Return each line that holds the word "движение".

>> START Records

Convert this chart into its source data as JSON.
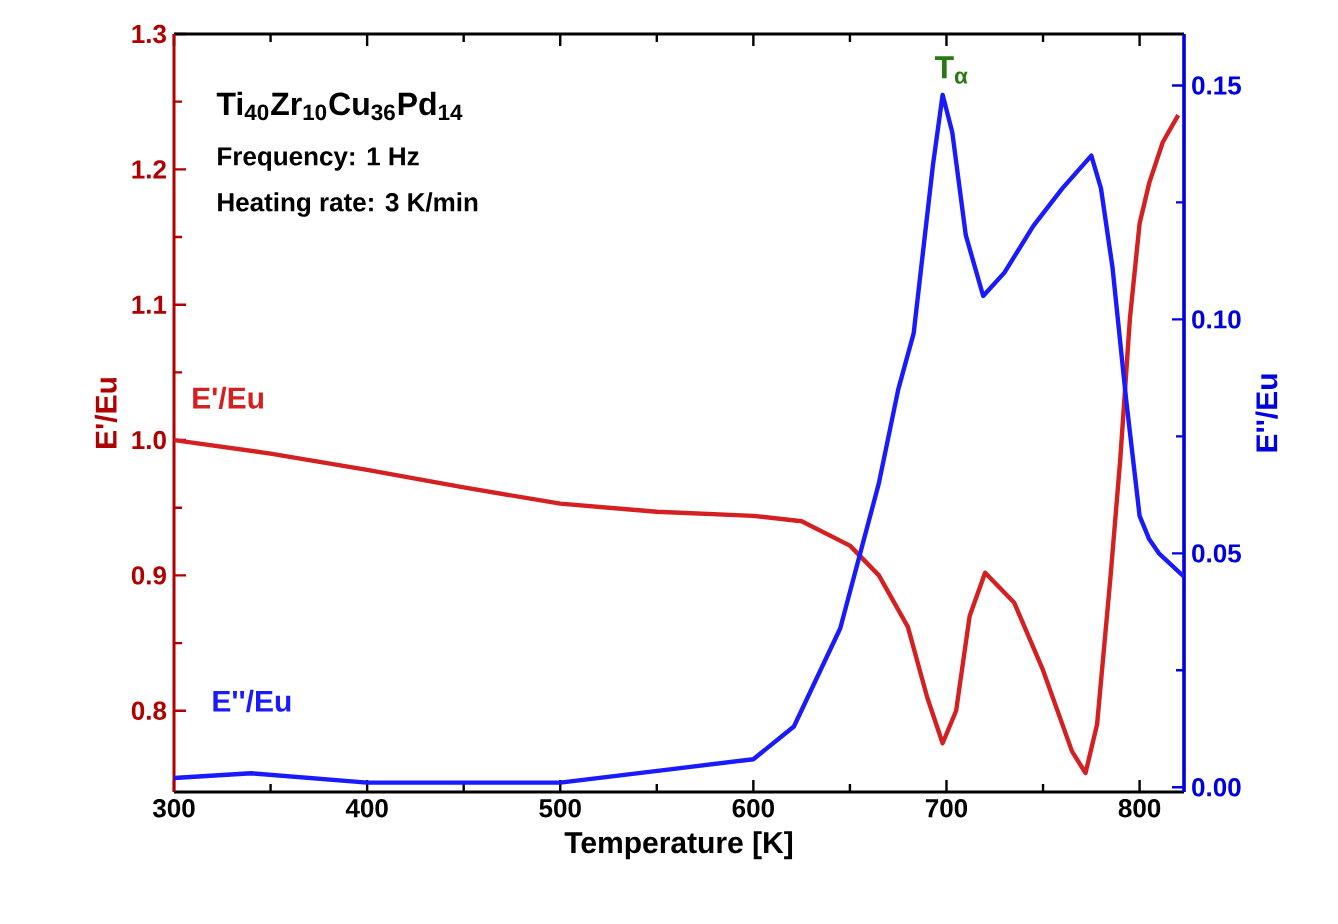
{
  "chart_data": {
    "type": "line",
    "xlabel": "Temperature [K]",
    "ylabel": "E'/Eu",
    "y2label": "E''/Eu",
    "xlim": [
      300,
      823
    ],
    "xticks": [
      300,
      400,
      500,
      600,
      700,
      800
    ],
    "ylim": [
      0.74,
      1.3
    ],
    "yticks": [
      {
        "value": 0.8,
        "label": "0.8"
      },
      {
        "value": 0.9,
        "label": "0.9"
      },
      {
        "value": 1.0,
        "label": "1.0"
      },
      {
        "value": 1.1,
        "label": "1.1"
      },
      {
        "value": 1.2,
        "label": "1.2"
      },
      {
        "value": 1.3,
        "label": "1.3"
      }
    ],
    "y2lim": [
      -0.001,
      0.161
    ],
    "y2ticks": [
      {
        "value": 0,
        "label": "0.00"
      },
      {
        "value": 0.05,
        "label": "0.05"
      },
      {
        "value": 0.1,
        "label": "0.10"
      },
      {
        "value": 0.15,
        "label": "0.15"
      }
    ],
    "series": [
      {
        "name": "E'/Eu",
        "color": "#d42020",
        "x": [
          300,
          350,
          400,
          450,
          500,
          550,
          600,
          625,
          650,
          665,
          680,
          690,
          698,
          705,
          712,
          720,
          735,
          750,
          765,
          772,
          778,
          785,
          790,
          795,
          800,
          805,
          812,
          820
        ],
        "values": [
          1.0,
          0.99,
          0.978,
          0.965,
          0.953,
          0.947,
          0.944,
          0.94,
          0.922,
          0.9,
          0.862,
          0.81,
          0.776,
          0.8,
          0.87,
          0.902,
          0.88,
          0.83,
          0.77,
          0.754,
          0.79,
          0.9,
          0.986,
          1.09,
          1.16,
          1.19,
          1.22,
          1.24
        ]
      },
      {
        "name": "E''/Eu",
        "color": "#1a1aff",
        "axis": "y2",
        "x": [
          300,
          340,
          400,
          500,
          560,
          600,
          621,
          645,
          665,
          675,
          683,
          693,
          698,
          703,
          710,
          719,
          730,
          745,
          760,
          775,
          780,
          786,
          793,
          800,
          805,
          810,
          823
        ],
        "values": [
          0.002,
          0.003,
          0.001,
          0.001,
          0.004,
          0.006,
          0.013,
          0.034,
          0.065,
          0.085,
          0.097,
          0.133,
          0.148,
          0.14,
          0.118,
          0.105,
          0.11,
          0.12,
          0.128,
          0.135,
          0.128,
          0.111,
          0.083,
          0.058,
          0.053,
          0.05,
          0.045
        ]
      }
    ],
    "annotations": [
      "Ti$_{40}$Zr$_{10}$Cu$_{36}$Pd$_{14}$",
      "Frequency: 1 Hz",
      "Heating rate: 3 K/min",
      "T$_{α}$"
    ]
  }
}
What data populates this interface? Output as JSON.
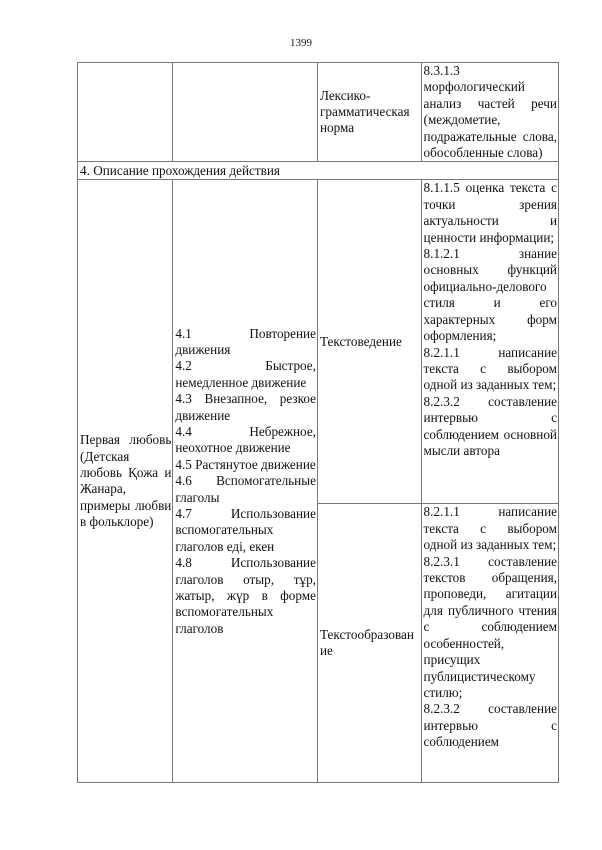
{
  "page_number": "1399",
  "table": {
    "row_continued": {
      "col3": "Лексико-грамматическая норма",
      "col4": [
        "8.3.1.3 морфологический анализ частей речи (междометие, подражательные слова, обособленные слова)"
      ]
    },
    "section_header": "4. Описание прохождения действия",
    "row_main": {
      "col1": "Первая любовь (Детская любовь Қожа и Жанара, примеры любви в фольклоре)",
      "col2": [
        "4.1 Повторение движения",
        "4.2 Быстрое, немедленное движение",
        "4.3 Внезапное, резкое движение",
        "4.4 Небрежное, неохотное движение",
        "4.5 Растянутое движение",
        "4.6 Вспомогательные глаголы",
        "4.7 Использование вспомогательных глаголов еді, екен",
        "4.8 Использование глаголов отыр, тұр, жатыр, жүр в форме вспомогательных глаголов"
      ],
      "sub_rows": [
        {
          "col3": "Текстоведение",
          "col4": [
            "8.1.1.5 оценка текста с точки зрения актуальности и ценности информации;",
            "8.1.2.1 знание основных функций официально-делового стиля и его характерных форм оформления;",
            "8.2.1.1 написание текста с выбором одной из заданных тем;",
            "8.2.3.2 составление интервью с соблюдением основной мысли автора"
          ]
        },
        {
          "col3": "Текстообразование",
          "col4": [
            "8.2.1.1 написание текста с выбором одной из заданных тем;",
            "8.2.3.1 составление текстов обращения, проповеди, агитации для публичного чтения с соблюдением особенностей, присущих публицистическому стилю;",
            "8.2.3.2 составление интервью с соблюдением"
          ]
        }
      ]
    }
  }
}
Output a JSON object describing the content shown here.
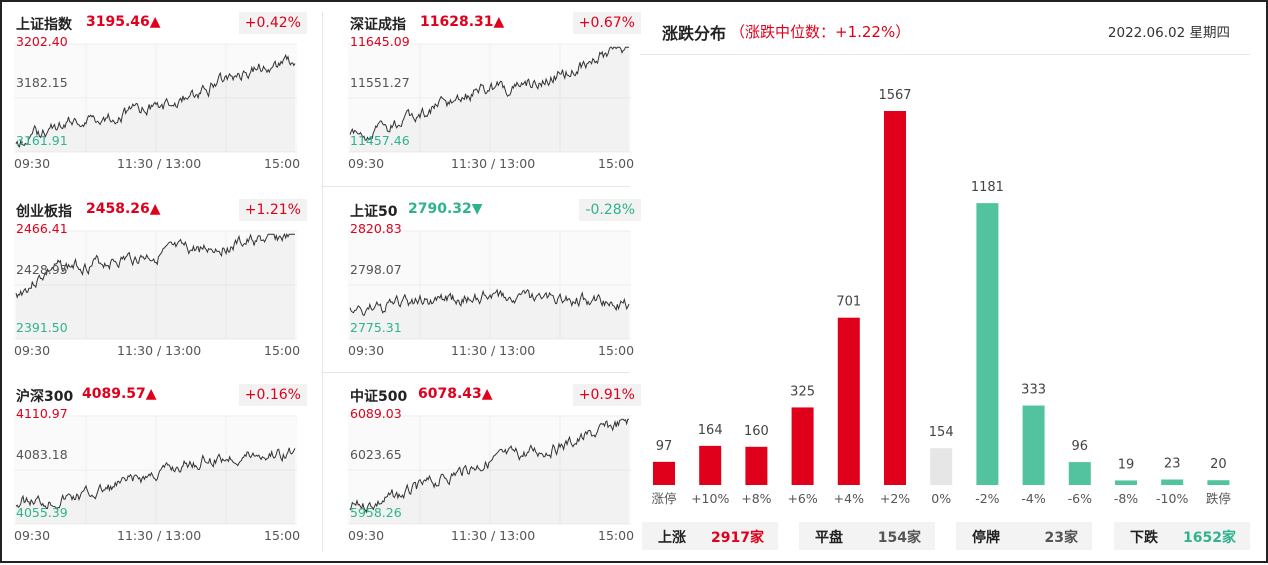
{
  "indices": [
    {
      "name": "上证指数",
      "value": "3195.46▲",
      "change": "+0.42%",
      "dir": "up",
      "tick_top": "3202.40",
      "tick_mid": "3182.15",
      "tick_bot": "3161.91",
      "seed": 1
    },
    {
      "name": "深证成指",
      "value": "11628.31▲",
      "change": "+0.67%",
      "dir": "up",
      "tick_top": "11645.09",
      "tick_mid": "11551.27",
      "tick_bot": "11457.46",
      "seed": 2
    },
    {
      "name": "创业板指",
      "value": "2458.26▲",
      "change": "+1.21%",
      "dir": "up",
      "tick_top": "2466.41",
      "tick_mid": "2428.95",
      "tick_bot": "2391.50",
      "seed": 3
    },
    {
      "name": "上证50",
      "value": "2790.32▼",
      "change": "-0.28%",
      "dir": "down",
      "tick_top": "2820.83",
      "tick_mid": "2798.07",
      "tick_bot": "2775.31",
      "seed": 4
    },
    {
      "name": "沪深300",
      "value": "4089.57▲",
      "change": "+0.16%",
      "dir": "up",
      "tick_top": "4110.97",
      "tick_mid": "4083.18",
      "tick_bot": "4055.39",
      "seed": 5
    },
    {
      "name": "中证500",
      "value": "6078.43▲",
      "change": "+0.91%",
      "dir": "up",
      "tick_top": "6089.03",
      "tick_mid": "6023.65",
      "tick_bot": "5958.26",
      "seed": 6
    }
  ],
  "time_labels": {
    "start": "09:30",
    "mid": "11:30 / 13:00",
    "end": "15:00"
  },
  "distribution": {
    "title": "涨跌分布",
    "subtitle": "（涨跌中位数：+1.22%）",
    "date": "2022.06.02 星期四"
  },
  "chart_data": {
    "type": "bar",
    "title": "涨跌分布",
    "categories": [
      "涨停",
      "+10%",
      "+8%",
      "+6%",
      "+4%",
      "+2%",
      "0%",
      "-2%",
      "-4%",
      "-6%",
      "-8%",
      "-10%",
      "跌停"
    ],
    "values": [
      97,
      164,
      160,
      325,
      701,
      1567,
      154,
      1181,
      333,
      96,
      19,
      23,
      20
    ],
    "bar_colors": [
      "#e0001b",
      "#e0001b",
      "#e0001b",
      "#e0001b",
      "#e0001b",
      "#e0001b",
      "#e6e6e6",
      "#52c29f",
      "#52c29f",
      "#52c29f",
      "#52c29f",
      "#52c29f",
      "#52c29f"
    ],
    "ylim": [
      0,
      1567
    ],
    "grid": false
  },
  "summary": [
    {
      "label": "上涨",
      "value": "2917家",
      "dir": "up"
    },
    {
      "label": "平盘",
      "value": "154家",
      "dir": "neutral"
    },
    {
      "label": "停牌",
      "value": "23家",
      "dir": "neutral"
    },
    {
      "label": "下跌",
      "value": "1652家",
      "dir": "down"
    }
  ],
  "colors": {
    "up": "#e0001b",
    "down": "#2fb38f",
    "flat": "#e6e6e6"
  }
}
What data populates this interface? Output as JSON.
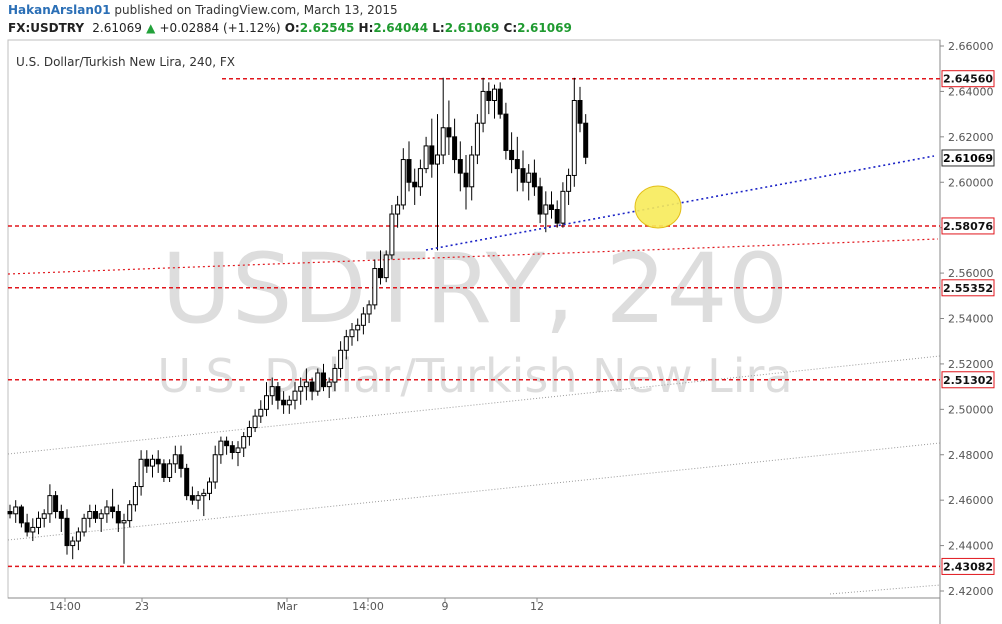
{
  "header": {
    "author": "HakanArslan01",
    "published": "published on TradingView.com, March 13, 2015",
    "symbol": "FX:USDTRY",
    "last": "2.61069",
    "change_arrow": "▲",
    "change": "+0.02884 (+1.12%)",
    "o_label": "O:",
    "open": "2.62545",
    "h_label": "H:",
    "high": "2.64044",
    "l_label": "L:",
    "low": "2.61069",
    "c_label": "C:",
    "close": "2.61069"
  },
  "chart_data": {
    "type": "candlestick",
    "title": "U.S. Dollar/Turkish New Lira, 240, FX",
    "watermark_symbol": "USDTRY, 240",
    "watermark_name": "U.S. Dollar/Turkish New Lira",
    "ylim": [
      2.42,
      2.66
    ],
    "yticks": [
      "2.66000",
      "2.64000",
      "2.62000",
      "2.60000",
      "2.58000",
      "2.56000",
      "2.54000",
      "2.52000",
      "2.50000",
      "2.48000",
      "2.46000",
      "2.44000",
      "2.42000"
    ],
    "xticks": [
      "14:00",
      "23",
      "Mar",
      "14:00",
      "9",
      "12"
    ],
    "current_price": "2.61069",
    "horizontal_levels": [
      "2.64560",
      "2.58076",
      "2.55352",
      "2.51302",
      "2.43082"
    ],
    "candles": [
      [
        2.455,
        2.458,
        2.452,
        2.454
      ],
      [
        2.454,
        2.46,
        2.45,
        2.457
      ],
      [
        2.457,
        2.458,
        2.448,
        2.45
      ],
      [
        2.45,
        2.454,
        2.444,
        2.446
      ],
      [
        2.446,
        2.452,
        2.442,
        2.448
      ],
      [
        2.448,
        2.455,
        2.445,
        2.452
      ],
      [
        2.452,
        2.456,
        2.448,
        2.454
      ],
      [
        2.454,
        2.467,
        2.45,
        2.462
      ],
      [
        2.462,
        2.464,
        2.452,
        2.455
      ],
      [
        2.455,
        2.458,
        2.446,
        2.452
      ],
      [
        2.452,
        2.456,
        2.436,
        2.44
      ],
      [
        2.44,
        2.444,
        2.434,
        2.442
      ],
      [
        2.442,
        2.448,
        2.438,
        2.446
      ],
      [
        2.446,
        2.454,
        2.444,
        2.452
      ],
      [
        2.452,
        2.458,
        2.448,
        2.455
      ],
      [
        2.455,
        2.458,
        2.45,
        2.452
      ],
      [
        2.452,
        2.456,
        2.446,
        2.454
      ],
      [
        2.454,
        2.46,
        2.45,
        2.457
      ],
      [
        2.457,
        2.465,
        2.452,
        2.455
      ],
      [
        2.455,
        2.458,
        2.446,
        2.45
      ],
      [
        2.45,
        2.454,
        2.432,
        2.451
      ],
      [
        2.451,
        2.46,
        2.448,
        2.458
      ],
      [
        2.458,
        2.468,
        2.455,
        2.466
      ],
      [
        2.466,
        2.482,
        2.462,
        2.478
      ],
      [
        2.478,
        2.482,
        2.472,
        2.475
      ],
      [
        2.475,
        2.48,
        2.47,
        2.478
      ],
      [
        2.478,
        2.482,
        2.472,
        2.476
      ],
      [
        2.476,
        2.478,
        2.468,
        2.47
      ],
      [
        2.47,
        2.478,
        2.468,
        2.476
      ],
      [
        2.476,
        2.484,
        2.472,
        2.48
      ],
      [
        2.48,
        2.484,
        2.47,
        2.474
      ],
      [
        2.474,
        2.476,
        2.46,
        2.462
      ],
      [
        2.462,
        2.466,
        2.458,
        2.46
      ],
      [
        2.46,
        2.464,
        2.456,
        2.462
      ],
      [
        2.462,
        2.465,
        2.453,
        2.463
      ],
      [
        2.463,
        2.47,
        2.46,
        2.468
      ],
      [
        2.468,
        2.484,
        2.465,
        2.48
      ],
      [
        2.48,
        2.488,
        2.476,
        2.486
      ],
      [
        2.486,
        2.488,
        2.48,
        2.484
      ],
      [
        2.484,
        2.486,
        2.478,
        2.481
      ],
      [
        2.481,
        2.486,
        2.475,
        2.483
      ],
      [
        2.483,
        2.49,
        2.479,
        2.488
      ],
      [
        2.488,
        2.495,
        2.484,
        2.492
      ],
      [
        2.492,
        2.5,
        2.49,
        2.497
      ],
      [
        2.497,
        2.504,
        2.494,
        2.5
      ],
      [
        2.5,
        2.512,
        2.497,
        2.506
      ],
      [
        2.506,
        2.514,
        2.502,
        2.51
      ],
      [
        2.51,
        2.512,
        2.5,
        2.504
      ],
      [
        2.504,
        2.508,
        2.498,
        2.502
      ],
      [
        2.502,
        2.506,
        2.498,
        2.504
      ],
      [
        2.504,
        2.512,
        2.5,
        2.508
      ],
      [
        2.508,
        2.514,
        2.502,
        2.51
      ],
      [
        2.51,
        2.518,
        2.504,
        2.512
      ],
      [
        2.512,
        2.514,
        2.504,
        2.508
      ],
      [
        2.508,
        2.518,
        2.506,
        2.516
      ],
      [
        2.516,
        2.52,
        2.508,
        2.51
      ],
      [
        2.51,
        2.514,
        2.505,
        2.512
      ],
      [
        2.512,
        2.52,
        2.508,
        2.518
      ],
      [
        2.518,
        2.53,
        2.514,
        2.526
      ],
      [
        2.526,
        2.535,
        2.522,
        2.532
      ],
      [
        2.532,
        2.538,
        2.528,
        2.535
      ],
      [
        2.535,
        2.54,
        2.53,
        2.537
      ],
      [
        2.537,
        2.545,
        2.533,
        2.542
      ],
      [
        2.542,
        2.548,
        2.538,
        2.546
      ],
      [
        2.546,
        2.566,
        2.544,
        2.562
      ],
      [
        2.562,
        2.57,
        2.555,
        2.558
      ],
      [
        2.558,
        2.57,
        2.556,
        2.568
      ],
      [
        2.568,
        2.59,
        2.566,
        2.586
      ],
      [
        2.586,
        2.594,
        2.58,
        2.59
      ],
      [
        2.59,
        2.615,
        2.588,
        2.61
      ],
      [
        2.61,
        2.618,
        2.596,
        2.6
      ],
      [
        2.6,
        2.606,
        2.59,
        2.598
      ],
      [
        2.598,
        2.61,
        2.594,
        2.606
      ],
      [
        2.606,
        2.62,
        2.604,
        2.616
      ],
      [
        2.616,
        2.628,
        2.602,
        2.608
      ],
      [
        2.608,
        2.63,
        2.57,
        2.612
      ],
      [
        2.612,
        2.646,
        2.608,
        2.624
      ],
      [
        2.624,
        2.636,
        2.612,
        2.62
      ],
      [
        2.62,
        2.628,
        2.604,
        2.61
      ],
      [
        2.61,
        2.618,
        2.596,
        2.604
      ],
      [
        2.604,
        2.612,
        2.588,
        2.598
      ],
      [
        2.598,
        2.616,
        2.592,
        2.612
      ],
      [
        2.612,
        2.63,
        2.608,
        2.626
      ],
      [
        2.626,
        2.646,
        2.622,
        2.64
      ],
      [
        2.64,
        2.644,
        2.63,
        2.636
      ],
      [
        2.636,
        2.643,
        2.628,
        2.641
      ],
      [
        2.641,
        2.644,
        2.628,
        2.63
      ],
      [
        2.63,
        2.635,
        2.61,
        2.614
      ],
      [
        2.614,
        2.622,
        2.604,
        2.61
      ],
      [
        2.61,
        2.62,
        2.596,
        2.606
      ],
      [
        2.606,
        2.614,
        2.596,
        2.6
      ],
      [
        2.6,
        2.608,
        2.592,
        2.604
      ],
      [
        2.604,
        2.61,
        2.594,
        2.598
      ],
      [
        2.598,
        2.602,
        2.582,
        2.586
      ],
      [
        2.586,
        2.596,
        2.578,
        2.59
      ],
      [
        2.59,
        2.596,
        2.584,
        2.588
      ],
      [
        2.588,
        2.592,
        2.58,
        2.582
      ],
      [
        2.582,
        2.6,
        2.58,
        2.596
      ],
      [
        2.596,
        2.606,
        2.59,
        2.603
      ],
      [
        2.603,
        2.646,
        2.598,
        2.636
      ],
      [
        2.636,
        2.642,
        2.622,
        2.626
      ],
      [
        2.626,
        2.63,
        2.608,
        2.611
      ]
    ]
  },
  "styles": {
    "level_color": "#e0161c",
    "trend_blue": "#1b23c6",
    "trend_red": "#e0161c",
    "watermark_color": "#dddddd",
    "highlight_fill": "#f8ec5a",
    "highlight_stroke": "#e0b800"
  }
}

>> END Records

Output of the exercise
        "4.2 Быстрое, немедленное движение",
        "4.3 Внезапное, резкое движение",
        "4.4 Небрежное, неохотное движение",
        "4.5 Растянутое движение",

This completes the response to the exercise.